◆ **Aim of the task**:
Copy every entry word for word, but skip the pictures.

Figure dataset records:
------------------------------------------------
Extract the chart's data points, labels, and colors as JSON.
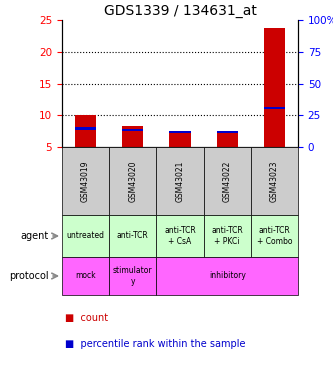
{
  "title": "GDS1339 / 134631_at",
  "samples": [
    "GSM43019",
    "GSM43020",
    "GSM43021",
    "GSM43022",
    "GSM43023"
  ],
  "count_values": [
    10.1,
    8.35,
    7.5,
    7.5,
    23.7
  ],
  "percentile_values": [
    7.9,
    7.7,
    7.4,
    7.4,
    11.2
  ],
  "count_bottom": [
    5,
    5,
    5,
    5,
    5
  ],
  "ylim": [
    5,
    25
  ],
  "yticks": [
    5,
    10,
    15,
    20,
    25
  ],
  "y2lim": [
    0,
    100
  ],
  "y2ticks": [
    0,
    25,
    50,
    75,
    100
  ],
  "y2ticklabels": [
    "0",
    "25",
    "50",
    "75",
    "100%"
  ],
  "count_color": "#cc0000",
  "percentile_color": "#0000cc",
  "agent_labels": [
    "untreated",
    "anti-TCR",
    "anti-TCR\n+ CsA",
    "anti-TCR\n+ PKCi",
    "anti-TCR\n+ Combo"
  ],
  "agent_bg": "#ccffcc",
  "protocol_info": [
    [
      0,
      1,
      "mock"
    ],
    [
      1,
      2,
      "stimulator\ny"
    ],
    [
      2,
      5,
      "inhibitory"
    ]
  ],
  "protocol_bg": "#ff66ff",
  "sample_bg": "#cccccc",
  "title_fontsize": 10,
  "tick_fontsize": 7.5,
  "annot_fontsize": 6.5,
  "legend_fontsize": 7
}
------------------------------------------------
◆ **The result**:
Extract the chart's data points, labels, and colors as JSON.
{
  "title": "GDS1339 / 134631_at",
  "samples": [
    "GSM43019",
    "GSM43020",
    "GSM43021",
    "GSM43022",
    "GSM43023"
  ],
  "count_values": [
    10.1,
    8.35,
    7.5,
    7.5,
    23.7
  ],
  "percentile_values": [
    7.9,
    7.7,
    7.4,
    7.4,
    11.2
  ],
  "count_bottom": [
    5,
    5,
    5,
    5,
    5
  ],
  "ylim": [
    5,
    25
  ],
  "yticks": [
    5,
    10,
    15,
    20,
    25
  ],
  "y2lim": [
    0,
    100
  ],
  "y2ticks": [
    0,
    25,
    50,
    75,
    100
  ],
  "y2ticklabels": [
    "0",
    "25",
    "50",
    "75",
    "100%"
  ],
  "count_color": "#cc0000",
  "percentile_color": "#0000cc",
  "agent_labels": [
    "untreated",
    "anti-TCR",
    "anti-TCR\n+ CsA",
    "anti-TCR\n+ PKCi",
    "anti-TCR\n+ Combo"
  ],
  "agent_bg": "#ccffcc",
  "protocol_info": [
    [
      0,
      1,
      "mock"
    ],
    [
      1,
      2,
      "stimulator\ny"
    ],
    [
      2,
      5,
      "inhibitory"
    ]
  ],
  "protocol_bg": "#ff66ff",
  "sample_bg": "#cccccc",
  "title_fontsize": 10,
  "tick_fontsize": 7.5,
  "annot_fontsize": 6.5,
  "legend_fontsize": 7
}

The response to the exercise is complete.